### INSTRUCTIONS FOR THE TASK
Give the entries back exactly, dropping each image.
----- SUPPLIED DATA
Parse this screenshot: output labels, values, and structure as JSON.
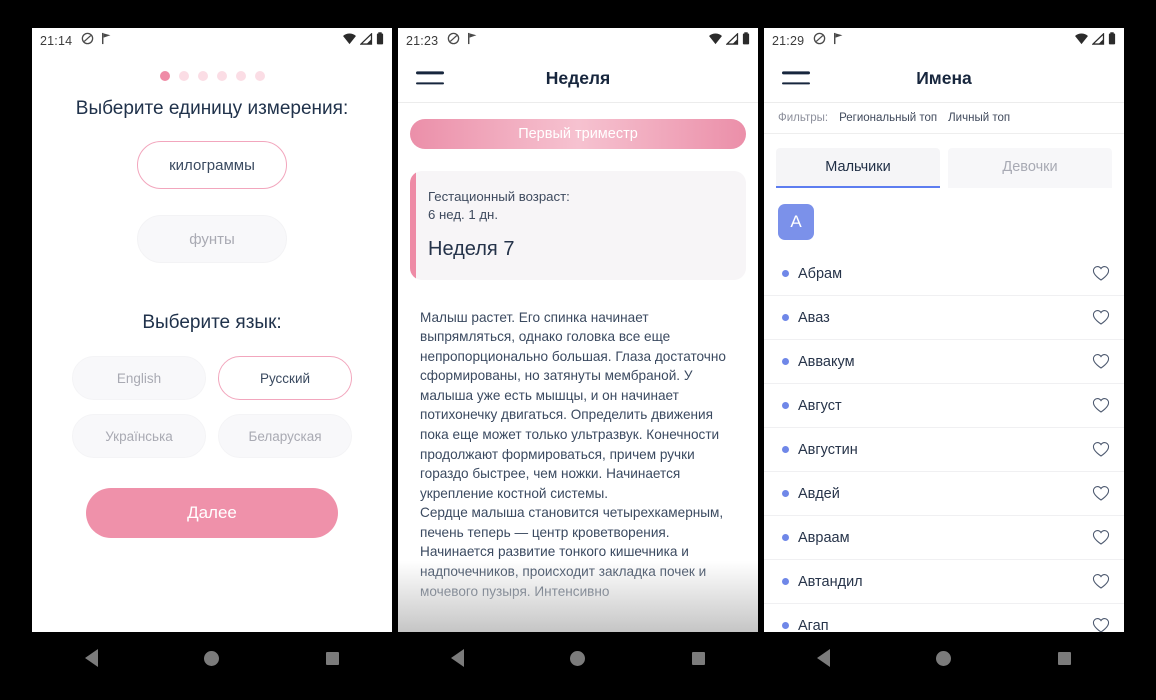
{
  "colors": {
    "pink_accent": "#ef91aa",
    "pink_border": "#f2a6bd",
    "pink_dot_active": "#ef8ba6",
    "pink_dot_inactive": "#fbdde5",
    "dark_text": "#20324b",
    "muted_text": "#a9aab3",
    "blue_accent": "#5d7df0",
    "letter_badge": "#7b91ea"
  },
  "phone1": {
    "statusbar": {
      "time": "21:14",
      "left_icons": [
        "do-not-disturb-icon",
        "flag-icon"
      ],
      "right_icons": [
        "wifi-icon",
        "signal-icon",
        "battery-icon"
      ]
    },
    "pager": {
      "total": 6,
      "active_index": 0
    },
    "unit_title": "Выберите единицу измерения:",
    "units": [
      {
        "label": "килограммы",
        "selected": true
      },
      {
        "label": "фунты",
        "selected": false
      }
    ],
    "language_title": "Выберите язык:",
    "languages": [
      {
        "label": "English",
        "selected": false
      },
      {
        "label": "Русский",
        "selected": true
      },
      {
        "label": "Українська",
        "selected": false
      },
      {
        "label": "Беларуская",
        "selected": false
      }
    ],
    "next_button": "Далее"
  },
  "phone2": {
    "statusbar": {
      "time": "21:23",
      "left_icons": [
        "do-not-disturb-icon",
        "flag-icon"
      ],
      "right_icons": [
        "wifi-icon",
        "signal-icon",
        "battery-icon"
      ]
    },
    "appbar": {
      "menu_icon": "hamburger-icon",
      "title": "Неделя"
    },
    "trimester": "Первый триместр",
    "gestational": {
      "label": "Гестационный возраст:",
      "value": "6 нед. 1 дн.",
      "week": "Неделя 7"
    },
    "article": "Малыш растет. Его спинка начинает выпрямляться, однако головка все еще непропорционально большая. Глаза достаточно сформированы, но затянуты мембраной. У малыша уже есть мышцы, и он начинает потихонечку двигаться. Определить движения пока еще может только ультразвук. Конечности продолжают формироваться, причем ручки гораздо быстрее, чем ножки. Начинается укрепление костной системы.\nСердце малыша становится четырехкамерным, печень теперь — центр кроветворения. Начинается развитие тонкого кишечника и надпочечников, происходит закладка почек и мочевого пузыря. Интенсивно",
    "prev_icon": "chevron-left-icon",
    "next_icon": "chevron-right-icon"
  },
  "phone3": {
    "statusbar": {
      "time": "21:29",
      "left_icons": [
        "do-not-disturb-icon",
        "flag-icon"
      ],
      "right_icons": [
        "wifi-icon",
        "signal-icon",
        "battery-icon"
      ]
    },
    "appbar": {
      "menu_icon": "hamburger-icon",
      "title": "Имена"
    },
    "filters": {
      "label": "Фильтры:",
      "options": [
        "Региональный топ",
        "Личный топ"
      ]
    },
    "tabs": [
      {
        "label": "Мальчики",
        "active": true
      },
      {
        "label": "Девочки",
        "active": false
      }
    ],
    "letter_group": "А",
    "names": [
      {
        "name": "Абрам",
        "favorite": false
      },
      {
        "name": "Аваз",
        "favorite": false
      },
      {
        "name": "Аввакум",
        "favorite": false
      },
      {
        "name": "Август",
        "favorite": false
      },
      {
        "name": "Августин",
        "favorite": false
      },
      {
        "name": "Авдей",
        "favorite": false
      },
      {
        "name": "Авраам",
        "favorite": false
      },
      {
        "name": "Автандил",
        "favorite": false
      },
      {
        "name": "Агап",
        "favorite": false
      }
    ]
  },
  "navbar": {
    "back": "back-triangle-icon",
    "home": "home-circle-icon",
    "recents": "recents-square-icon"
  }
}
----------
### TASK RESULT
Parse this screenshot: output labels, values, and structure as JSON.
{
  "colors": {
    "pink_accent": "#ef91aa",
    "pink_border": "#f2a6bd",
    "pink_dot_active": "#ef8ba6",
    "pink_dot_inactive": "#fbdde5",
    "dark_text": "#20324b",
    "muted_text": "#a9aab3",
    "blue_accent": "#5d7df0",
    "letter_badge": "#7b91ea"
  },
  "phone1": {
    "statusbar": {
      "time": "21:14",
      "left_icons": [
        "do-not-disturb-icon",
        "flag-icon"
      ],
      "right_icons": [
        "wifi-icon",
        "signal-icon",
        "battery-icon"
      ]
    },
    "pager": {
      "total": 6,
      "active_index": 0
    },
    "unit_title": "Выберите единицу измерения:",
    "units": [
      {
        "label": "килограммы",
        "selected": true
      },
      {
        "label": "фунты",
        "selected": false
      }
    ],
    "language_title": "Выберите язык:",
    "languages": [
      {
        "label": "English",
        "selected": false
      },
      {
        "label": "Русский",
        "selected": true
      },
      {
        "label": "Українська",
        "selected": false
      },
      {
        "label": "Беларуская",
        "selected": false
      }
    ],
    "next_button": "Далее"
  },
  "phone2": {
    "statusbar": {
      "time": "21:23",
      "left_icons": [
        "do-not-disturb-icon",
        "flag-icon"
      ],
      "right_icons": [
        "wifi-icon",
        "signal-icon",
        "battery-icon"
      ]
    },
    "appbar": {
      "menu_icon": "hamburger-icon",
      "title": "Неделя"
    },
    "trimester": "Первый триместр",
    "gestational": {
      "label": "Гестационный возраст:",
      "value": "6 нед. 1 дн.",
      "week": "Неделя 7"
    },
    "article": "Малыш растет. Его спинка начинает выпрямляться, однако головка все еще непропорционально большая. Глаза достаточно сформированы, но затянуты мембраной. У малыша уже есть мышцы, и он начинает потихонечку двигаться. Определить движения пока еще может только ультразвук. Конечности продолжают формироваться, причем ручки гораздо быстрее, чем ножки. Начинается укрепление костной системы.\nСердце малыша становится четырехкамерным, печень теперь — центр кроветворения. Начинается развитие тонкого кишечника и надпочечников, происходит закладка почек и мочевого пузыря. Интенсивно",
    "prev_icon": "chevron-left-icon",
    "next_icon": "chevron-right-icon"
  },
  "phone3": {
    "statusbar": {
      "time": "21:29",
      "left_icons": [
        "do-not-disturb-icon",
        "flag-icon"
      ],
      "right_icons": [
        "wifi-icon",
        "signal-icon",
        "battery-icon"
      ]
    },
    "appbar": {
      "menu_icon": "hamburger-icon",
      "title": "Имена"
    },
    "filters": {
      "label": "Фильтры:",
      "options": [
        "Региональный топ",
        "Личный топ"
      ]
    },
    "tabs": [
      {
        "label": "Мальчики",
        "active": true
      },
      {
        "label": "Девочки",
        "active": false
      }
    ],
    "letter_group": "А",
    "names": [
      {
        "name": "Абрам",
        "favorite": false
      },
      {
        "name": "Аваз",
        "favorite": false
      },
      {
        "name": "Аввакум",
        "favorite": false
      },
      {
        "name": "Август",
        "favorite": false
      },
      {
        "name": "Августин",
        "favorite": false
      },
      {
        "name": "Авдей",
        "favorite": false
      },
      {
        "name": "Авраам",
        "favorite": false
      },
      {
        "name": "Автандил",
        "favorite": false
      },
      {
        "name": "Агап",
        "favorite": false
      }
    ]
  },
  "navbar": {
    "back": "back-triangle-icon",
    "home": "home-circle-icon",
    "recents": "recents-square-icon"
  }
}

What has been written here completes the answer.